- **EXERCISE GOAL**
Count the lines in the data below that contain the string "axis". Reply with the number alone.

..............................

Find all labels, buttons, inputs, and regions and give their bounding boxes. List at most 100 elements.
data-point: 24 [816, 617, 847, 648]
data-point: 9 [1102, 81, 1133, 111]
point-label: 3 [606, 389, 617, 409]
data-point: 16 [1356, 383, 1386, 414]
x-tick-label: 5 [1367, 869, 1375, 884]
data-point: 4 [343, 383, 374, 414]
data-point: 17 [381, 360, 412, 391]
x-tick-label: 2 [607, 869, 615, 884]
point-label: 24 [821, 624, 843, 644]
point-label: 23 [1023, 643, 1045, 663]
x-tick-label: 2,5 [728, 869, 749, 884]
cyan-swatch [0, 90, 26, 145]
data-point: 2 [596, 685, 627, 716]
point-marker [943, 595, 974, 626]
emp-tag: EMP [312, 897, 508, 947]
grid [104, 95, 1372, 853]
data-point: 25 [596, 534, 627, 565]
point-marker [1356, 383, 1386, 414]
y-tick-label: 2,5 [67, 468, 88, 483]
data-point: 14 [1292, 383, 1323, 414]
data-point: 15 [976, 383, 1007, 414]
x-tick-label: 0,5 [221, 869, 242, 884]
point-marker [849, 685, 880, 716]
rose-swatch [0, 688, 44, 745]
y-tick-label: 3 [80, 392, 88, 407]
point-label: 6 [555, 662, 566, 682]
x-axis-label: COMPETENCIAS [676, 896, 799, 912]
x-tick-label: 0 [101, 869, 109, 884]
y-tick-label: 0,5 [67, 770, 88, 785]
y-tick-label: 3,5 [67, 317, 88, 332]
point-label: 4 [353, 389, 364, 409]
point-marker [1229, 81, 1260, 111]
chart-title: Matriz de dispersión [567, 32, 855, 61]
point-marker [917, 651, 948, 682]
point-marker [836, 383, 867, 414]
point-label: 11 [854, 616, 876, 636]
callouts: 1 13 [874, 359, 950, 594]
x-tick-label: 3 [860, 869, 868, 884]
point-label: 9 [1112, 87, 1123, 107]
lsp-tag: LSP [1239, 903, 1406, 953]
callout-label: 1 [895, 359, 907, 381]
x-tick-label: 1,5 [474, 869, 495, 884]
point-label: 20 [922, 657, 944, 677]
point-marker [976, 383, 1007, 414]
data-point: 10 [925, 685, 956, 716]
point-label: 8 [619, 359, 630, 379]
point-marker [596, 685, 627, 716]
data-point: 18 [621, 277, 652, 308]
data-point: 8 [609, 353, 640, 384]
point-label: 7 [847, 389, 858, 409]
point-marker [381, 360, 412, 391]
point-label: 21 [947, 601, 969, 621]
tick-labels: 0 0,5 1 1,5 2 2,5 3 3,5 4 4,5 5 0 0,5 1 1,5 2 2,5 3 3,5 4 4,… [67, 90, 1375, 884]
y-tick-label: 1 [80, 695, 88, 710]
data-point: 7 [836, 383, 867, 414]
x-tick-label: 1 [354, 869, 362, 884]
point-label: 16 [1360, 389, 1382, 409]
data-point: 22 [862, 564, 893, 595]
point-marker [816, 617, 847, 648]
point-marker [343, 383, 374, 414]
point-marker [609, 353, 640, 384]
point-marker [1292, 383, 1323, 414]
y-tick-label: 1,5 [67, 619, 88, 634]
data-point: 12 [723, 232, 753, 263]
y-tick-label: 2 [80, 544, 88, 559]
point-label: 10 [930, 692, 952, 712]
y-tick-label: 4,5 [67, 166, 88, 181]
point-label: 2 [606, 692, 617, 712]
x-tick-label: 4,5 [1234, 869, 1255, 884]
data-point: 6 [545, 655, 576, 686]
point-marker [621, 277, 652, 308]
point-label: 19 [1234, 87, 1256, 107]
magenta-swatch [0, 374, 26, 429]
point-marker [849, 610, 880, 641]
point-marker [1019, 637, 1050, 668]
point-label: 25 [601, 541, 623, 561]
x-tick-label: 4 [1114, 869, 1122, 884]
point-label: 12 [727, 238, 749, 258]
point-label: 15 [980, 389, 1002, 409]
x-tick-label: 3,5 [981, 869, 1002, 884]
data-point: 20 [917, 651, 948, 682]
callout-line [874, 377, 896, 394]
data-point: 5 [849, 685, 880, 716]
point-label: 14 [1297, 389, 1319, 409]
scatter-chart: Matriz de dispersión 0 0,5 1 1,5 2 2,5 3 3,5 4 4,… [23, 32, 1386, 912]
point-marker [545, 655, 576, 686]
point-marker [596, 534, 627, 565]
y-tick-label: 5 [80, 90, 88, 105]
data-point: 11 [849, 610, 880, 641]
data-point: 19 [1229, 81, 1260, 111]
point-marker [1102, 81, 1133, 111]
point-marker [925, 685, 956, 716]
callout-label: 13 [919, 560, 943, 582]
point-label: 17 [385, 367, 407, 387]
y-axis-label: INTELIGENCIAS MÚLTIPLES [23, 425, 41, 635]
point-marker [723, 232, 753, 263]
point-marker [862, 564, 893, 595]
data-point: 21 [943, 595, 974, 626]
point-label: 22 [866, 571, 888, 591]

..............................

- **RESULT OF THE TASK**
2